What is asked:
Rewrite the items from the line that contains "Patent image size: (956, 627)." through the line that contains "The splicing portion 66 is at (507, 446).", changing "condition" to "state" and keeping everything else the same.

Records from a data source
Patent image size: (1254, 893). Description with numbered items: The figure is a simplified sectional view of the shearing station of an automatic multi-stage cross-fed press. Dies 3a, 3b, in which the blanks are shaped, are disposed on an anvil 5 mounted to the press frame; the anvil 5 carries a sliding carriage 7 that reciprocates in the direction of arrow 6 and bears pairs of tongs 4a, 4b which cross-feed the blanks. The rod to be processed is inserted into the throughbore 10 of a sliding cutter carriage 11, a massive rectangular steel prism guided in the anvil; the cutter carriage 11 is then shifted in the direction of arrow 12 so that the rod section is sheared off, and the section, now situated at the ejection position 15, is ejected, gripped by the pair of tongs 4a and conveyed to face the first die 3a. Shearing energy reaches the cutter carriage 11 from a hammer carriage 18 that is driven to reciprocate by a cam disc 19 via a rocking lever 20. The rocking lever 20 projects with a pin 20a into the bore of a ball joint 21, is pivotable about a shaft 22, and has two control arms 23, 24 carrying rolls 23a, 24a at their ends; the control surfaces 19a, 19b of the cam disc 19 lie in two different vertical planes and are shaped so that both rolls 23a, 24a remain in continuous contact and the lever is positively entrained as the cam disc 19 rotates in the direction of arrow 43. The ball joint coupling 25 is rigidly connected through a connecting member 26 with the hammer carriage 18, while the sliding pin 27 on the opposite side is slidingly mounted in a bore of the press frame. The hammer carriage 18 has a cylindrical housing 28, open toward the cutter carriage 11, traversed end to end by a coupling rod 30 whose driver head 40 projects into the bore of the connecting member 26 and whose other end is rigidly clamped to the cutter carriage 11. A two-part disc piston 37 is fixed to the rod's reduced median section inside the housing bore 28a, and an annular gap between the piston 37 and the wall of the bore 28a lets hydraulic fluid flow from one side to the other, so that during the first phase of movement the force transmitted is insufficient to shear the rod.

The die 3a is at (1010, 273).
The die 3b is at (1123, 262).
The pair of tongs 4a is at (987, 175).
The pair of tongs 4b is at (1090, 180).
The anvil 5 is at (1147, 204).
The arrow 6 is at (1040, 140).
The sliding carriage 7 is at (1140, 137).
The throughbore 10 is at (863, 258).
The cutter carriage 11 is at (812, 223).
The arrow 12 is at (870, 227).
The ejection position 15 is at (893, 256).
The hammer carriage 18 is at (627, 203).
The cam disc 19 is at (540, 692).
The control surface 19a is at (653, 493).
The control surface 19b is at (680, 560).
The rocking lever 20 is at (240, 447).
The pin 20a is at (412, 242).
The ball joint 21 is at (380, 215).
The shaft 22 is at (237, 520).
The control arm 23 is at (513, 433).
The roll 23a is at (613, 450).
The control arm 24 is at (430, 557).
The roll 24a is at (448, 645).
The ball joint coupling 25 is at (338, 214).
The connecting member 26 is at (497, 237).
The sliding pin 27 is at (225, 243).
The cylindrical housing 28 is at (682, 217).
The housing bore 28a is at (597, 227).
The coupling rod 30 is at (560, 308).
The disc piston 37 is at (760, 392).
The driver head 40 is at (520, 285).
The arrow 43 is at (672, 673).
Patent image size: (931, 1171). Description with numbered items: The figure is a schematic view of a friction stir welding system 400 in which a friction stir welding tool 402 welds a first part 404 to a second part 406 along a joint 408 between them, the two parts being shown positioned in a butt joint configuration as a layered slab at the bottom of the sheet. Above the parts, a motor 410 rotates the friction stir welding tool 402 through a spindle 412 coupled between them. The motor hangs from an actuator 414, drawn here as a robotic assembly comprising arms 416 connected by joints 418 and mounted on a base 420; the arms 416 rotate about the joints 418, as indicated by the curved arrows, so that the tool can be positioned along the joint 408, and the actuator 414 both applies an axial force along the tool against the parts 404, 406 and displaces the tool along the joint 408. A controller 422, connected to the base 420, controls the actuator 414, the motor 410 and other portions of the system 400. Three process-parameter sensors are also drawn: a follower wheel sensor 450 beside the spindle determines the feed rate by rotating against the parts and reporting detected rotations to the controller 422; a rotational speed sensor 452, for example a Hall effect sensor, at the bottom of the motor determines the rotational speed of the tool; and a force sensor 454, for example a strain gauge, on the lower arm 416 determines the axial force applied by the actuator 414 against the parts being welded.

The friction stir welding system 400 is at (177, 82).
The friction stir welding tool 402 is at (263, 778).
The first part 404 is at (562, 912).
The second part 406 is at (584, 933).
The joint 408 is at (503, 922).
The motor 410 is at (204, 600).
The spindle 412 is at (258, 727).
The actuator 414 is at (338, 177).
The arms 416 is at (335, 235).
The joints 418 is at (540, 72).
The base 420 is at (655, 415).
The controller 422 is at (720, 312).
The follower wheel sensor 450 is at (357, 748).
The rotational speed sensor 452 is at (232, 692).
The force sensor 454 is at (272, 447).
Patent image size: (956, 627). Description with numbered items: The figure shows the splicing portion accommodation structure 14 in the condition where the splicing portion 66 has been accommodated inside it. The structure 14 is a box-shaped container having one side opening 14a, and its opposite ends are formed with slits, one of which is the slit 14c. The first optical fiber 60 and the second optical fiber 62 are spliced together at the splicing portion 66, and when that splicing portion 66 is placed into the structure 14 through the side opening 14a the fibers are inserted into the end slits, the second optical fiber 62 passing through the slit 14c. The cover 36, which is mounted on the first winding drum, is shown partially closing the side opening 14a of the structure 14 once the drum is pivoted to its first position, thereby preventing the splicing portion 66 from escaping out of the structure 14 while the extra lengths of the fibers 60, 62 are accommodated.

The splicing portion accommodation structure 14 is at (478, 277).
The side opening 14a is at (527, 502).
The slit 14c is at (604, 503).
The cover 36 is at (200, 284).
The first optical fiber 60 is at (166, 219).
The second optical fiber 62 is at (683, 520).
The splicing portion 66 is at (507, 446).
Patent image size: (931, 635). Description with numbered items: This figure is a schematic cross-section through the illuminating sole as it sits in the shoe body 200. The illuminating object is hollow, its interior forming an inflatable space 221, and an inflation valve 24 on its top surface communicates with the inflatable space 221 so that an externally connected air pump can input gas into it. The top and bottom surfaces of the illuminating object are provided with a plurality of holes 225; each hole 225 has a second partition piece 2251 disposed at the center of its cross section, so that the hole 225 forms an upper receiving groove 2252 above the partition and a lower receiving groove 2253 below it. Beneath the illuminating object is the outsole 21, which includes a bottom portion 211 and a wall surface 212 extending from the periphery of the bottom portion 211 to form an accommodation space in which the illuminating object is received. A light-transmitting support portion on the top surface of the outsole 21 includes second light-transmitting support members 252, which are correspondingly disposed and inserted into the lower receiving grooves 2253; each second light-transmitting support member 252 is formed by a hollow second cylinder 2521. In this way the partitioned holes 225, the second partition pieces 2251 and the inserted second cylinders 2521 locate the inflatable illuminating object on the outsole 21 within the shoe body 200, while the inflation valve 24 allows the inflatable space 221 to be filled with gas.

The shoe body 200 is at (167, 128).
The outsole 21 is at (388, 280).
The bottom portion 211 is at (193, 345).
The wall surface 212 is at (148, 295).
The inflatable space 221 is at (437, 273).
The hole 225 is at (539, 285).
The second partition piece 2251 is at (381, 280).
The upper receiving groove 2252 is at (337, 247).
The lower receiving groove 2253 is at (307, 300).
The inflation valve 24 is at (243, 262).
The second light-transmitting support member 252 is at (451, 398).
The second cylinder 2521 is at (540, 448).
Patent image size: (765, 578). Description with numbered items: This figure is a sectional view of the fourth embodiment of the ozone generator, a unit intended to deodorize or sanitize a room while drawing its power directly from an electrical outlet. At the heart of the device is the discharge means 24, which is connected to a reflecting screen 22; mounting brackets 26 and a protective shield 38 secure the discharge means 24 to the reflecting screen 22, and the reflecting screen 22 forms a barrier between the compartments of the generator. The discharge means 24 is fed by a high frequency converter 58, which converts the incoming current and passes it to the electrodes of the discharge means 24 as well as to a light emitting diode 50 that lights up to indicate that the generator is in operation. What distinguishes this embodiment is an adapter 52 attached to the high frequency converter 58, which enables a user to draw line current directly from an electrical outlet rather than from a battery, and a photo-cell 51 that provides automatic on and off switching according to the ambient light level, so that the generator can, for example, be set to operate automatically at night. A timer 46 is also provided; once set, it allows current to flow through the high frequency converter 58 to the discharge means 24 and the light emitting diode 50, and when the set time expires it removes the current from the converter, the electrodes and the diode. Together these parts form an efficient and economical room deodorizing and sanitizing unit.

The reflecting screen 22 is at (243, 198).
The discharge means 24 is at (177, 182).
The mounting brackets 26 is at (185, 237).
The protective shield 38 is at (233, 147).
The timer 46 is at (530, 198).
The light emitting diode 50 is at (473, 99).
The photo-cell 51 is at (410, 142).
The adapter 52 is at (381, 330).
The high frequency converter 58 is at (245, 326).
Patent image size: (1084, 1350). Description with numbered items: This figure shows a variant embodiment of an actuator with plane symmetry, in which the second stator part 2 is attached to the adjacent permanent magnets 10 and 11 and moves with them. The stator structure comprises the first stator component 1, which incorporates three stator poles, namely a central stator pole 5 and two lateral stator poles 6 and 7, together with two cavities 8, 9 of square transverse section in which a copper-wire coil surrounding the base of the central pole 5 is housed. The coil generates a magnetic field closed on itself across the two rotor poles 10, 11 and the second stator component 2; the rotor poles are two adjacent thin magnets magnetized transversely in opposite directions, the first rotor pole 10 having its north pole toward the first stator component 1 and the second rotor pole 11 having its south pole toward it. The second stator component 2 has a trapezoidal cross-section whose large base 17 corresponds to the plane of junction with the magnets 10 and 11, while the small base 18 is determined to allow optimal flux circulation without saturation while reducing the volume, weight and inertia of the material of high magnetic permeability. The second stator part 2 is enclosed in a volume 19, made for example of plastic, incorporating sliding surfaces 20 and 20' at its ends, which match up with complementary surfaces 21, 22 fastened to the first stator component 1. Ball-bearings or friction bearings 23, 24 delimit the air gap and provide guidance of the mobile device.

Complete answer:
Patent image size: (956, 627). Description with numbered items: The figure shows the splicing portion accommodation structure 14 in the state where the splicing portion 66 has been accommodated inside it. The structure 14 is a box-shaped container having one side opening 14a, and its opposite ends are formed with slits, one of which is the slit 14c. The first optical fiber 60 and the second optical fiber 62 are spliced together at the splicing portion 66, and when that splicing portion 66 is placed into the structure 14 through the side opening 14a the fibers are inserted into the end slits, the second optical fiber 62 passing through the slit 14c. The cover 36, which is mounted on the first winding drum, is shown partially closing the side opening 14a of the structure 14 once the drum is pivoted to its first position, thereby preventing the splicing portion 66 from escaping out of the structure 14 while the extra lengths of the fibers 60, 62 are accommodated.

The splicing portion accommodation structure 14 is at (478, 277).
The side opening 14a is at (527, 502).
The slit 14c is at (604, 503).
The cover 36 is at (200, 284).
The first optical fiber 60 is at (166, 219).
The second optical fiber 62 is at (683, 520).
The splicing portion 66 is at (507, 446).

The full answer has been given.